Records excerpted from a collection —
+++++

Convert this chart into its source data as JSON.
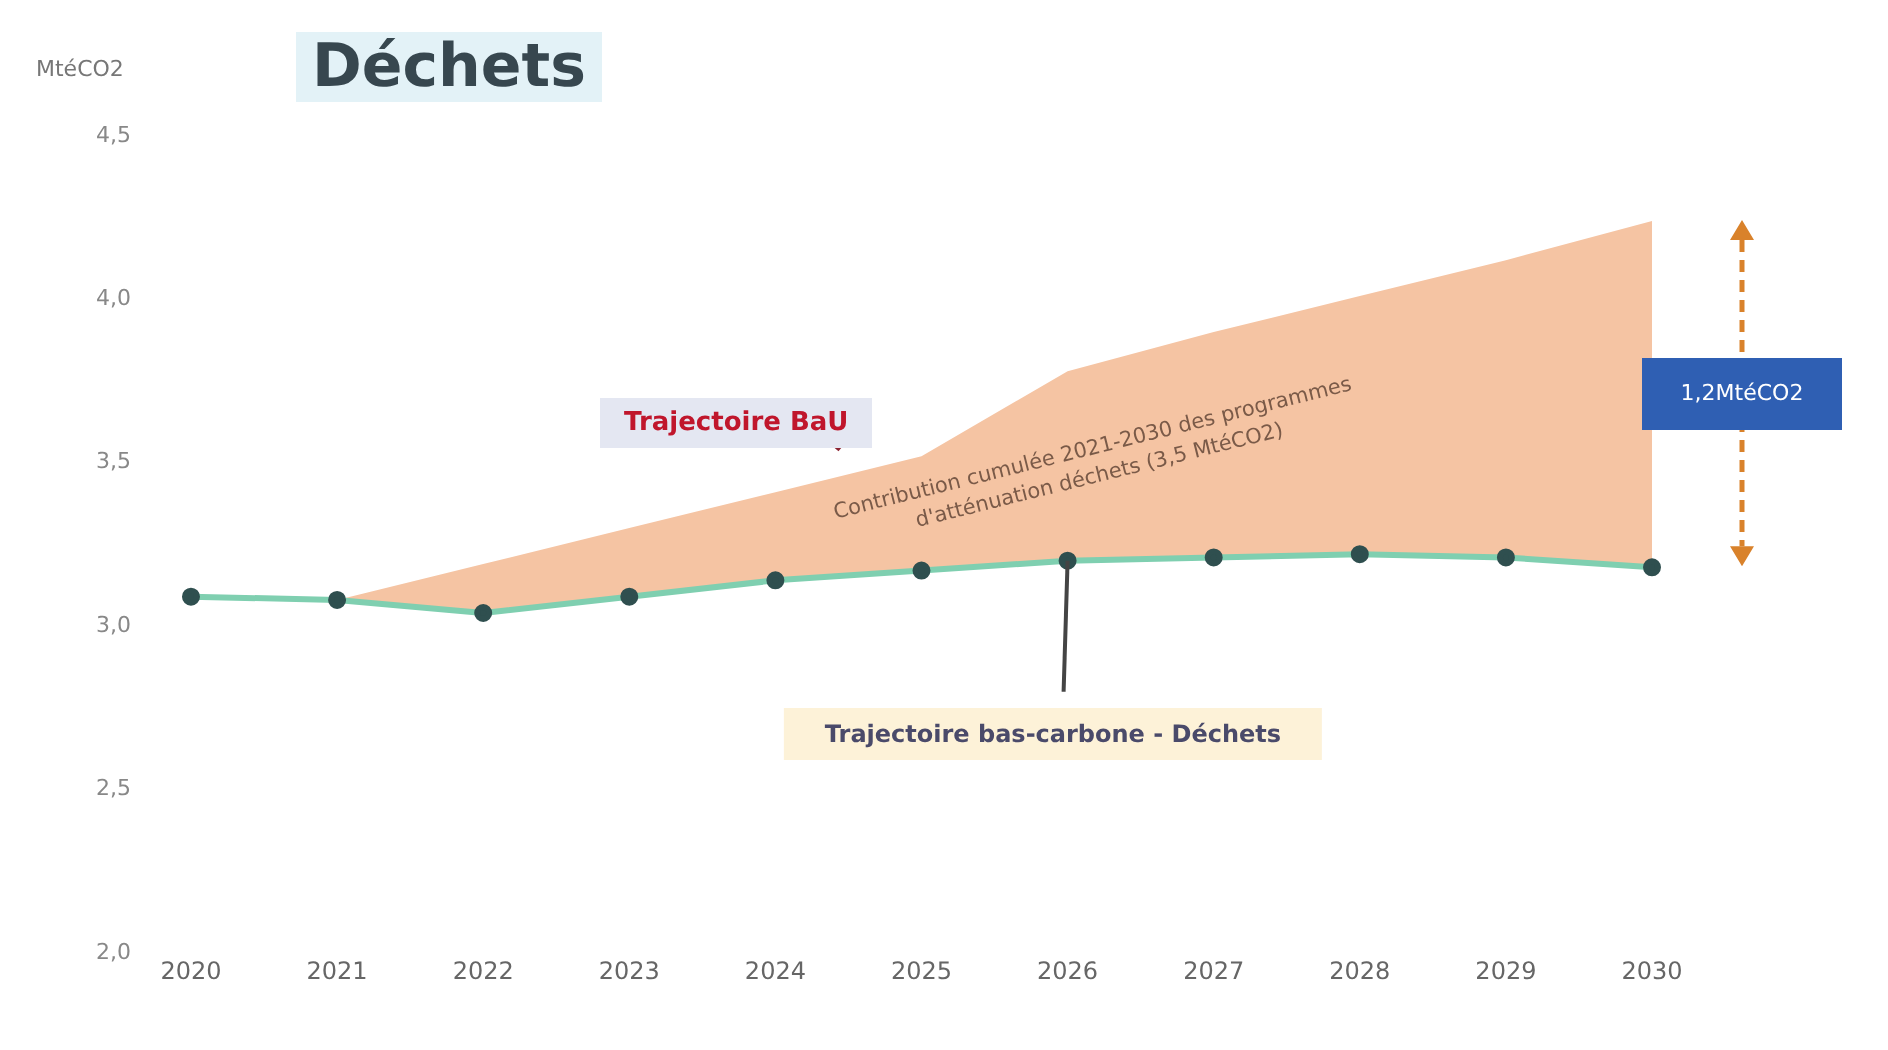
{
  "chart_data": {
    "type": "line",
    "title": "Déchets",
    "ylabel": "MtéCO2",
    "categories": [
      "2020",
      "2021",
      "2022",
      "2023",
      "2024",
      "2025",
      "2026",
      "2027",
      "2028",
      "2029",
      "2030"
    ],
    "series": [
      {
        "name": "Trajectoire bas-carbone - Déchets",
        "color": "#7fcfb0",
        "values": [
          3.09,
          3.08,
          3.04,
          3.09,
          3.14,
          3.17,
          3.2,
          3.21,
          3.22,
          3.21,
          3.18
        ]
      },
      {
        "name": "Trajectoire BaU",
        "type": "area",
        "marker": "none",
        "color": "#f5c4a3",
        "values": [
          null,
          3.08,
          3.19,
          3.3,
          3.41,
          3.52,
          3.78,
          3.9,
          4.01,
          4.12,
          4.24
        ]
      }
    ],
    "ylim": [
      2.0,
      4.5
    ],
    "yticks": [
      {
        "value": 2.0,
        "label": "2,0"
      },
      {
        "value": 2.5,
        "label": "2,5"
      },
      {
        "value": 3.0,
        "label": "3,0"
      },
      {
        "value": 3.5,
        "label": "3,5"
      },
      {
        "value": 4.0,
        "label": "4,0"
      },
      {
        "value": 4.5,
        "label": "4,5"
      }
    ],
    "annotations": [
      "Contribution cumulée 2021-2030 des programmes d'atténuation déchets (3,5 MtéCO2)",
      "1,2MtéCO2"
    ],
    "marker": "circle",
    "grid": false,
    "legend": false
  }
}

+++++

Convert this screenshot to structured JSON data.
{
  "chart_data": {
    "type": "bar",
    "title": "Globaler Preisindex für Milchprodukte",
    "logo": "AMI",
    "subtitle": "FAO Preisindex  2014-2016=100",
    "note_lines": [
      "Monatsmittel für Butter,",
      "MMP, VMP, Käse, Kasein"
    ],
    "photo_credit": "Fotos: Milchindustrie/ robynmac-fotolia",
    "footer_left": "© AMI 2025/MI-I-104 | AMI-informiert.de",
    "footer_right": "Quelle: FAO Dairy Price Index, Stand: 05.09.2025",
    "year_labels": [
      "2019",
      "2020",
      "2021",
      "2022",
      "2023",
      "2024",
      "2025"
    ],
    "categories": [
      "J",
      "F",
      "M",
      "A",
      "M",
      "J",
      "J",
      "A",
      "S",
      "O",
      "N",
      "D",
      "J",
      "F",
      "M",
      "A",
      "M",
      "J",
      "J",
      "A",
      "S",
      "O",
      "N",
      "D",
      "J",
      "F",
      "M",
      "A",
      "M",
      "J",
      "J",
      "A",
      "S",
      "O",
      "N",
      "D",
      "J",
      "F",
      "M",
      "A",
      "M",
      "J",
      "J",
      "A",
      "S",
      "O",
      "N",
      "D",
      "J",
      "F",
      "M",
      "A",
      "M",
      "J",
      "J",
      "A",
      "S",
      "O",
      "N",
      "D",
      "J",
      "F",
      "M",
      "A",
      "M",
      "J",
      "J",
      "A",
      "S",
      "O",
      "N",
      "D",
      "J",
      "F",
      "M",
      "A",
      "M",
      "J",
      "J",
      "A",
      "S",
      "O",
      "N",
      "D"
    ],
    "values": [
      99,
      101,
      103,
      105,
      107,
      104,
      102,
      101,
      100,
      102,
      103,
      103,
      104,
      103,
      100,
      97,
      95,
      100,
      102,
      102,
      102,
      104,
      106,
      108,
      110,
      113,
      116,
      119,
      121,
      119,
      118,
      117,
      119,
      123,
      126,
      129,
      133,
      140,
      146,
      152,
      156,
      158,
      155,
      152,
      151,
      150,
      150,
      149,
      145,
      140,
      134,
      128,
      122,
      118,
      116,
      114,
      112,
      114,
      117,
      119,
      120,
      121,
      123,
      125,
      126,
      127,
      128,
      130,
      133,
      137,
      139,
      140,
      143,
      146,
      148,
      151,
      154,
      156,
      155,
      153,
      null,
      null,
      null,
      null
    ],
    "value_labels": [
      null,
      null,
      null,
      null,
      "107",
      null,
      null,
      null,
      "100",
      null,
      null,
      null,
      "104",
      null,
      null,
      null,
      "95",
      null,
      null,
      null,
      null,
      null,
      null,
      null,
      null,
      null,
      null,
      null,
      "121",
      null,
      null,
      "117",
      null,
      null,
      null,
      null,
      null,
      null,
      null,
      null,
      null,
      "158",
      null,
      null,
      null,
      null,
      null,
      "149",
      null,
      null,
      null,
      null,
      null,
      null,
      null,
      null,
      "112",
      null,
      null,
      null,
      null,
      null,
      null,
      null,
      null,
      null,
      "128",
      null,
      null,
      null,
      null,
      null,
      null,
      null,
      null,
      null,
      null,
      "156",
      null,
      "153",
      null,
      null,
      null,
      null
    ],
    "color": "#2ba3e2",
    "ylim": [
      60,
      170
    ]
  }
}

+++++

Count every line of the material above that holds the string "Convert", then state only the total.

Answer in full — 2